EXTRACT:
====================
Skip to main content

RetailGrid Worker Development Guide

Audience: External developer implementing an analytics worker. You receive: This worker_sdk/ directory + a task brief describing which worker to build. You deliver: A worker.py + app.py that pass the acceptance criteria from your task brief.

Table of Contents

  1. Architecture Overview
  2. What You Receive
  3. Quick Start
  4. Your Contract: Two Methods
  5. JobMessage — What You Receive per Job
  6. Reading Data (JobDataReader)
  7. Writing Results (GridWriter)
  8. Reporting Progress
  9. Error Handling
  10. Complete Reference Example
  11. Testing Locally
  12. Deliverables Checklist
  13. Rules & Constraints
  14. FAQ

1. Architecture Overview

                     ┌─────────────┐
 User action ──────> │  Backend    │ ──> Creates Job row in DB
                     │  (API)      │ ──> Publishes Pub/Sub message
                     └─────────────┘

                    Pub/Sub message
                    (contains job_id)


                     ┌─────────────┐
                     │ YOUR WORKER │  <── Cloud Run container
                     │             │
                     │  1. Parse   │  ← message arrives via HTTP POST
                     │  2. Read    │  ← self.data_reader.get_*()
====================
Bounding box entries:
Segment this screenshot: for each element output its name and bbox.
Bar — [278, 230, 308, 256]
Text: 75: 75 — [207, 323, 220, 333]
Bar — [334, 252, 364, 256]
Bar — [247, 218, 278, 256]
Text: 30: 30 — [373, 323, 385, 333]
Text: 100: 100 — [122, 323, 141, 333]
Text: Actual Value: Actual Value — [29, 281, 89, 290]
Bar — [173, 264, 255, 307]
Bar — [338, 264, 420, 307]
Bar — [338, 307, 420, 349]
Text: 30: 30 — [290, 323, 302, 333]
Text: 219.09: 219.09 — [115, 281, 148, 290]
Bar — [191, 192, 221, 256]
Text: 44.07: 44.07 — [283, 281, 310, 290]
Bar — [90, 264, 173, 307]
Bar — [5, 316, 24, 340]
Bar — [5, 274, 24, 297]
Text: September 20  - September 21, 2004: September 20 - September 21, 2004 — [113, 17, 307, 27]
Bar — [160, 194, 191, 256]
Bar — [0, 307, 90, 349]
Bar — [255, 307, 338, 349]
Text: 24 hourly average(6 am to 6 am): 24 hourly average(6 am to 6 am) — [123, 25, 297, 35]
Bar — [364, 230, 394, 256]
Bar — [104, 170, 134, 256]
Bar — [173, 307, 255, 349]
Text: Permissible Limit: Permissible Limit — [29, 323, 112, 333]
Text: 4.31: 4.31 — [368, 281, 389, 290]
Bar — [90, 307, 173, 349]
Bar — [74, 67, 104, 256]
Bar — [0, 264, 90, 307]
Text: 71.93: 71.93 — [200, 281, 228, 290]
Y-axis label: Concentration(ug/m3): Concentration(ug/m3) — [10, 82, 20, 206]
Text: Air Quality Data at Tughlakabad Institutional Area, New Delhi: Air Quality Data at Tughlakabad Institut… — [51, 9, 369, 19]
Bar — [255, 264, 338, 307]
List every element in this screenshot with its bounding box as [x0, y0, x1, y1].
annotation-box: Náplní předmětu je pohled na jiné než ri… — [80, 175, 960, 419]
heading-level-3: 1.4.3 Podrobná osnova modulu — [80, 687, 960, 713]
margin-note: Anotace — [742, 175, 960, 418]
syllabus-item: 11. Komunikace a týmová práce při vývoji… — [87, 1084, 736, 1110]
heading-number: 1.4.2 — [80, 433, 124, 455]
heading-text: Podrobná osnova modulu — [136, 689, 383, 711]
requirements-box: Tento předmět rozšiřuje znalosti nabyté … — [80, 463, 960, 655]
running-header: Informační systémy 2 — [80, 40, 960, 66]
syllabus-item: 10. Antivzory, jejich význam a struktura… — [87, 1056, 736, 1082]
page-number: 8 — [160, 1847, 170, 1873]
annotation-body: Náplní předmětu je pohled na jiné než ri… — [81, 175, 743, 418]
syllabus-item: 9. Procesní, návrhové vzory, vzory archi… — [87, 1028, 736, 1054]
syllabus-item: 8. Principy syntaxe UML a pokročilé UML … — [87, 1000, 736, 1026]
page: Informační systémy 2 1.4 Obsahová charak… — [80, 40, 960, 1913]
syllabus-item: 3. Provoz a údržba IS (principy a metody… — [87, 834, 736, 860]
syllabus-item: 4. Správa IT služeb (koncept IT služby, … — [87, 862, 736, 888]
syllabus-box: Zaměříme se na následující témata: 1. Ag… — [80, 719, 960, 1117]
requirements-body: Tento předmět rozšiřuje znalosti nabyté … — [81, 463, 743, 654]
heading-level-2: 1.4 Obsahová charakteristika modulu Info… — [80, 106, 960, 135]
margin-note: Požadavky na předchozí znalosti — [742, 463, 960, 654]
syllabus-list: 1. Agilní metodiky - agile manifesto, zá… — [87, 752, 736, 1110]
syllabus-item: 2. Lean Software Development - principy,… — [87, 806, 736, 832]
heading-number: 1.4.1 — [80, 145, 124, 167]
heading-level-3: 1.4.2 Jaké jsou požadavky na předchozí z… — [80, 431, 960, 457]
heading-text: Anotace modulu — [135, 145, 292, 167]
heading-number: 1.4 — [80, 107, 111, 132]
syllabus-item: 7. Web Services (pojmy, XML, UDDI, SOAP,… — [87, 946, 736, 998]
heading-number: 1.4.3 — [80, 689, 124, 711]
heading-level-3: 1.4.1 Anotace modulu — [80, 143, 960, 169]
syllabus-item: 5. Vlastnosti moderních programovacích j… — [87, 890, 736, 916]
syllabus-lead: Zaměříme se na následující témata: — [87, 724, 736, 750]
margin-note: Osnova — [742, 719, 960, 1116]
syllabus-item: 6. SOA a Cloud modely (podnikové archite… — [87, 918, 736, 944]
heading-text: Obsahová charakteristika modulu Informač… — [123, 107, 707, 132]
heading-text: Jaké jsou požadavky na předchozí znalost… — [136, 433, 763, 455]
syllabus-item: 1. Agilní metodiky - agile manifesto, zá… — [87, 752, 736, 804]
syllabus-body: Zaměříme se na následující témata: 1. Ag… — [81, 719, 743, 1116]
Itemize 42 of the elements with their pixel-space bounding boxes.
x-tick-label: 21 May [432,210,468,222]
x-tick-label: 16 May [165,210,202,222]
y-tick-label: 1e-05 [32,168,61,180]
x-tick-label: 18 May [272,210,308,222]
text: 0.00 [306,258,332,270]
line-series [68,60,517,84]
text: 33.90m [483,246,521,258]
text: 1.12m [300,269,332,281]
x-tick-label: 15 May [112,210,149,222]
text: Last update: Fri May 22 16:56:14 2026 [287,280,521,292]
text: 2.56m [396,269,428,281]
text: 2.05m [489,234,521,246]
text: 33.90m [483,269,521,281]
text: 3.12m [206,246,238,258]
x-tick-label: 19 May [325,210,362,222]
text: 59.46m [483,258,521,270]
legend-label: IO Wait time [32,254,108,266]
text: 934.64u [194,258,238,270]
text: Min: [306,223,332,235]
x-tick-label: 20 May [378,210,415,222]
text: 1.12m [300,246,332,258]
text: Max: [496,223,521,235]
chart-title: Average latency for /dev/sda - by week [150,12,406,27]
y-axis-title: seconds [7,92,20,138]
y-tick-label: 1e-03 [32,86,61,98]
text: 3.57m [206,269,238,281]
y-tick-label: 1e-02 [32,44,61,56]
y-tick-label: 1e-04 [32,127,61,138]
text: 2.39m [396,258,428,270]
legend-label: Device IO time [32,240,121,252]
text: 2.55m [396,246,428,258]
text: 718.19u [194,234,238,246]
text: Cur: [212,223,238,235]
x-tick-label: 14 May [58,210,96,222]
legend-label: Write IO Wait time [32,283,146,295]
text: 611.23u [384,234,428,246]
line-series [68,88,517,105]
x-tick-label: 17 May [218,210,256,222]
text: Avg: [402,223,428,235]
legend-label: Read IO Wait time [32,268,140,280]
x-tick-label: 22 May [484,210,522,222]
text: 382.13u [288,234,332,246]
====================
TASKS TO PERFORM:
[A] Print the part of the worker development guide between "Skip to main" and "your task brief.", inclusive.
[B] Using the worker development guide, state whether each statement agrees with it, and support each yes or no with the exact deciding words. (i) The developer delivers a worker.py and an app.py. (ii) The guide is written for an internal developer. (iii) A message reaches the worker through an HTTP POST.

LIST OF SOLUTIONS:
[A]
Skip to main content

RetailGrid Worker Development Guide

Audience: External developer implementing an analytics worker. You receive: This worker_sdk/ directory + a task brief describing which worker to build. You deliver: A worker.py + app.py that pass the acceptance criteria from your task brief.

[B]
(i) Yes: "You deliver: A worker.py + app.py that pass the acceptance criteria from your task brief."
(ii) No: "Audience: External developer implementing an analytics worker."
(iii) Yes: "message arrives via HTTP POST"